Given information:
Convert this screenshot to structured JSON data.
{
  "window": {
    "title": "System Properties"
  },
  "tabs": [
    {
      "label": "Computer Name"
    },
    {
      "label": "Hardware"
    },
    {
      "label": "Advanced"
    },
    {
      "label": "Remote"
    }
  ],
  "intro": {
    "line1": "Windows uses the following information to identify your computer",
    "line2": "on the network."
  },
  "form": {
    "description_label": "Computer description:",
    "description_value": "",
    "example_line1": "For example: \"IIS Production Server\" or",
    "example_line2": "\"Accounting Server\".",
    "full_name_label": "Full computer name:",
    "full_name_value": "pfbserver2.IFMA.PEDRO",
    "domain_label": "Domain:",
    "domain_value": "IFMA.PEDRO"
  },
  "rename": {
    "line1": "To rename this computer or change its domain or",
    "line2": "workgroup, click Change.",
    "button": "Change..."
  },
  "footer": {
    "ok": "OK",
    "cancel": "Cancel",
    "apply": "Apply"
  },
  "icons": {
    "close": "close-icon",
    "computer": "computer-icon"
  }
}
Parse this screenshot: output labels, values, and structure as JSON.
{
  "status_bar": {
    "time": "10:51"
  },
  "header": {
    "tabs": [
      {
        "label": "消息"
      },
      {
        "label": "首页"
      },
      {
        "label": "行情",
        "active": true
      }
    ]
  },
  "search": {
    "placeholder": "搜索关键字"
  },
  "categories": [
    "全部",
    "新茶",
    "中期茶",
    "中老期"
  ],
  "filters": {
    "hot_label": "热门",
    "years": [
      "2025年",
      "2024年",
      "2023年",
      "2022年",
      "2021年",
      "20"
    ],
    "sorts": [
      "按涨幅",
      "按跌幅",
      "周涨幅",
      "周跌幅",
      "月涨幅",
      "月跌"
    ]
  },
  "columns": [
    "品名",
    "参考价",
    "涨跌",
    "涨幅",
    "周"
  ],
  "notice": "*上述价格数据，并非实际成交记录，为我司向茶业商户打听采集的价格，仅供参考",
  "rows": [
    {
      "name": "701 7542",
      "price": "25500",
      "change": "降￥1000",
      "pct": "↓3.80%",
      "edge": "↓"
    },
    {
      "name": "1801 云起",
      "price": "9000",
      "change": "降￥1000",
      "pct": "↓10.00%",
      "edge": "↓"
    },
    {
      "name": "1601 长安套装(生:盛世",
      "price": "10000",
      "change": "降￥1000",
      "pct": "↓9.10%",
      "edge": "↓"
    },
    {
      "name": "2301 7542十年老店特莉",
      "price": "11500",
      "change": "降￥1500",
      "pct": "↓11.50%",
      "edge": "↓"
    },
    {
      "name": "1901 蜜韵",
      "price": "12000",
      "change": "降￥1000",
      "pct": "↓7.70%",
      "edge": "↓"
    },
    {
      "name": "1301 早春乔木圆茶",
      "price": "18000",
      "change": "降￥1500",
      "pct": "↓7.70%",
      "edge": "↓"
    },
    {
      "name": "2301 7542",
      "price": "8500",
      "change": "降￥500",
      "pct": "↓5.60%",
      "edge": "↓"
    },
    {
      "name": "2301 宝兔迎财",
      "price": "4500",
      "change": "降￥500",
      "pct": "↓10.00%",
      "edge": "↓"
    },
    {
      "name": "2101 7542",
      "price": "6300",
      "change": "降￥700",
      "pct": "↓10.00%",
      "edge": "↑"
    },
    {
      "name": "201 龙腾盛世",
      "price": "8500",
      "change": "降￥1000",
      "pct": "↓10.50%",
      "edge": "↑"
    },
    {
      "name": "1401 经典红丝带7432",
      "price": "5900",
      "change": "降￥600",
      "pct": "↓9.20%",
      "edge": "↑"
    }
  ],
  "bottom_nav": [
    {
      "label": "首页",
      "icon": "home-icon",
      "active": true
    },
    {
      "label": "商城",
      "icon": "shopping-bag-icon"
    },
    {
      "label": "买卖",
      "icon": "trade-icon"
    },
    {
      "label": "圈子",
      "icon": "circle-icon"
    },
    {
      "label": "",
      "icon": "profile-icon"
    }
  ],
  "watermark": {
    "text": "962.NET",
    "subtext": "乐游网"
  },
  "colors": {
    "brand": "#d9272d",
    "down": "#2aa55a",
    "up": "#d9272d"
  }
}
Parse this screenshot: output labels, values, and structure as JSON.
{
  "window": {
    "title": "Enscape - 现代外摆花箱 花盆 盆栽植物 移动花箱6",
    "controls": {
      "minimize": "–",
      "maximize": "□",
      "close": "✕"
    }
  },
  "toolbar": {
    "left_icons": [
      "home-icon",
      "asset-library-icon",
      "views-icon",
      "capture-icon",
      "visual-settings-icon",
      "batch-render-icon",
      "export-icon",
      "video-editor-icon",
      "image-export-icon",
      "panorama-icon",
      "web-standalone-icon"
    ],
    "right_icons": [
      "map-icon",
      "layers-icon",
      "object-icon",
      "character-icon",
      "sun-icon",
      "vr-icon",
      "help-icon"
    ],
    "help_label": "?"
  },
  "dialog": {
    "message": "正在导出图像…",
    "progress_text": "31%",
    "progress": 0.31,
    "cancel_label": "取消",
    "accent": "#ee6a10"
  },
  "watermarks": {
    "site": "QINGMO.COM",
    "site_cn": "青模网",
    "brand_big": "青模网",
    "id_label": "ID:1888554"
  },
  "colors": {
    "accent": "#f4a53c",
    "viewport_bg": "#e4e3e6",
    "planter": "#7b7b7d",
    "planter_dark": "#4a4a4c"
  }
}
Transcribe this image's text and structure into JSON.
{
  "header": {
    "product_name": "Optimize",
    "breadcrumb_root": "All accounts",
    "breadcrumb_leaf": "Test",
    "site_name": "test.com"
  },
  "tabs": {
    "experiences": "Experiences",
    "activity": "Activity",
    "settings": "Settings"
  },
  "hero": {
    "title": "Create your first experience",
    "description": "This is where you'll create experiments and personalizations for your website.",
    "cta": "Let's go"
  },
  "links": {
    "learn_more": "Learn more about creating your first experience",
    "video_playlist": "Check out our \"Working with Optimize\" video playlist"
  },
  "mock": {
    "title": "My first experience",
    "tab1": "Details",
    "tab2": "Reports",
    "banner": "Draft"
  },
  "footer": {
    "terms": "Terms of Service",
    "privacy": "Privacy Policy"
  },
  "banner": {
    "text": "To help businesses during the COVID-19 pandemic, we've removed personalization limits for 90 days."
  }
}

Set task: Using the exact wording, write out all of the records.

Finished task:
Convert this screenshot to structured JSON data.
{
  "window": {
    "title": "System Properties"
  },
  "tabs": [
    {
      "label": "Computer Name"
    },
    {
      "label": "Hardware"
    },
    {
      "label": "Advanced"
    },
    {
      "label": "Remote"
    }
  ],
  "intro": {
    "line1": "Windows uses the following information to identify your computer",
    "line2": "on the network."
  },
  "form": {
    "description_label": "Computer description:",
    "description_value": "",
    "example_line1": "For example: \"IIS Production Server\" or",
    "example_line2": "\"Accounting Server\".",
    "full_name_label": "Full computer name:",
    "full_name_value": "pfbserver2.IFMA.PEDRO",
    "domain_label": "Domain:",
    "domain_value": "IFMA.PEDRO"
  },
  "rename": {
    "line1": "To rename this computer or change its domain or",
    "line2": "workgroup, click Change.",
    "button": "Change..."
  },
  "footer": {
    "ok": "OK",
    "cancel": "Cancel",
    "apply": "Apply"
  },
  "icons": {
    "close": "close-icon",
    "computer": "computer-icon"
  }
}
Parse this screenshot: output labels, values, and structure as JSON.
{
  "status_bar": {
    "time": "10:51"
  },
  "header": {
    "tabs": [
      {
        "label": "消息"
      },
      {
        "label": "首页"
      },
      {
        "label": "行情",
        "active": true
      }
    ]
  },
  "search": {
    "placeholder": "搜索关键字"
  },
  "categories": [
    "全部",
    "新茶",
    "中期茶",
    "中老期"
  ],
  "filters": {
    "hot_label": "热门",
    "years": [
      "2025年",
      "2024年",
      "2023年",
      "2022年",
      "2021年",
      "20"
    ],
    "sorts": [
      "按涨幅",
      "按跌幅",
      "周涨幅",
      "周跌幅",
      "月涨幅",
      "月跌"
    ]
  },
  "columns": [
    "品名",
    "参考价",
    "涨跌",
    "涨幅",
    "周"
  ],
  "notice": "*上述价格数据，并非实际成交记录，为我司向茶业商户打听采集的价格，仅供参考",
  "rows": [
    {
      "name": "701 7542",
      "price": "25500",
      "change": "降￥1000",
      "pct": "↓3.80%",
      "edge": "↓"
    },
    {
      "name": "1801 云起",
      "price": "9000",
      "change": "降￥1000",
      "pct": "↓10.00%",
      "edge": "↓"
    },
    {
      "name": "1601 长安套装(生:盛世",
      "price": "10000",
      "change": "降￥1000",
      "pct": "↓9.10%",
      "edge": "↓"
    },
    {
      "name": "2301 7542十年老店特莉",
      "price": "11500",
      "change": "降￥1500",
      "pct": "↓11.50%",
      "edge": "↓"
    },
    {
      "name": "1901 蜜韵",
      "price": "12000",
      "change": "降￥1000",
      "pct": "↓7.70%",
      "edge": "↓"
    },
    {
      "name": "1301 早春乔木圆茶",
      "price": "18000",
      "change": "降￥1500",
      "pct": "↓7.70%",
      "edge": "↓"
    },
    {
      "name": "2301 7542",
      "price": "8500",
      "change": "降￥500",
      "pct": "↓5.60%",
      "edge": "↓"
    },
    {
      "name": "2301 宝兔迎财",
      "price": "4500",
      "change": "降￥500",
      "pct": "↓10.00%",
      "edge": "↓"
    },
    {
      "name": "2101 7542",
      "price": "6300",
      "change": "降￥700",
      "pct": "↓10.00%",
      "edge": "↑"
    },
    {
      "name": "201 龙腾盛世",
      "price": "8500",
      "change": "降￥1000",
      "pct": "↓10.50%",
      "edge": "↑"
    },
    {
      "name": "1401 经典红丝带7432",
      "price": "5900",
      "change": "降￥600",
      "pct": "↓9.20%",
      "edge": "↑"
    }
  ],
  "bottom_nav": [
    {
      "label": "首页",
      "icon": "home-icon",
      "active": true
    },
    {
      "label": "商城",
      "icon": "shopping-bag-icon"
    },
    {
      "label": "买卖",
      "icon": "trade-icon"
    },
    {
      "label": "圈子",
      "icon": "circle-icon"
    },
    {
      "label": "",
      "icon": "profile-icon"
    }
  ],
  "watermark": {
    "text": "962.NET",
    "subtext": "乐游网"
  },
  "colors": {
    "brand": "#d9272d",
    "down": "#2aa55a",
    "up": "#d9272d"
  }
}
Parse this screenshot: output labels, values, and structure as JSON.
{
  "window": {
    "title": "Enscape - 现代外摆花箱 花盆 盆栽植物 移动花箱6",
    "controls": {
      "minimize": "–",
      "maximize": "□",
      "close": "✕"
    }
  },
  "toolbar": {
    "left_icons": [
      "home-icon",
      "asset-library-icon",
      "views-icon",
      "capture-icon",
      "visual-settings-icon",
      "batch-render-icon",
      "export-icon",
      "video-editor-icon",
      "image-export-icon",
      "panorama-icon",
      "web-standalone-icon"
    ],
    "right_icons": [
      "map-icon",
      "layers-icon",
      "object-icon",
      "character-icon",
      "sun-icon",
      "vr-icon",
      "help-icon"
    ],
    "help_label": "?"
  },
  "dialog": {
    "message": "正在导出图像…",
    "progress_text": "31%",
    "progress": 0.31,
    "cancel_label": "取消",
    "accent": "#ee6a10"
  },
  "watermarks": {
    "site": "QINGMO.COM",
    "site_cn": "青模网",
    "brand_big": "青模网",
    "id_label": "ID:1888554"
  },
  "colors": {
    "accent": "#f4a53c",
    "viewport_bg": "#e4e3e6",
    "planter": "#7b7b7d",
    "planter_dark": "#4a4a4c"
  }
}
Transcribe this image's text and structure into JSON.
{
  "header": {
    "product_name": "Optimize",
    "breadcrumb_root": "All accounts",
    "breadcrumb_leaf": "Test",
    "site_name": "test.com"
  },
  "tabs": {
    "experiences": "Experiences",
    "activity": "Activity",
    "settings": "Settings"
  },
  "hero": {
    "title": "Create your first experience",
    "description": "This is where you'll create experiments and personalizations for your website.",
    "cta": "Let's go"
  },
  "links": {
    "learn_more": "Learn more about creating your first experience",
    "video_playlist": "Check out our \"Working with Optimize\" video playlist"
  },
  "mock": {
    "title": "My first experience",
    "tab1": "Details",
    "tab2": "Reports",
    "banner": "Draft"
  },
  "footer": {
    "terms": "Terms of Service",
    "privacy": "Privacy Policy"
  },
  "banner": {
    "text": "To help businesses during the COVID-19 pandemic, we've removed personalization limits for 90 days."
  }
}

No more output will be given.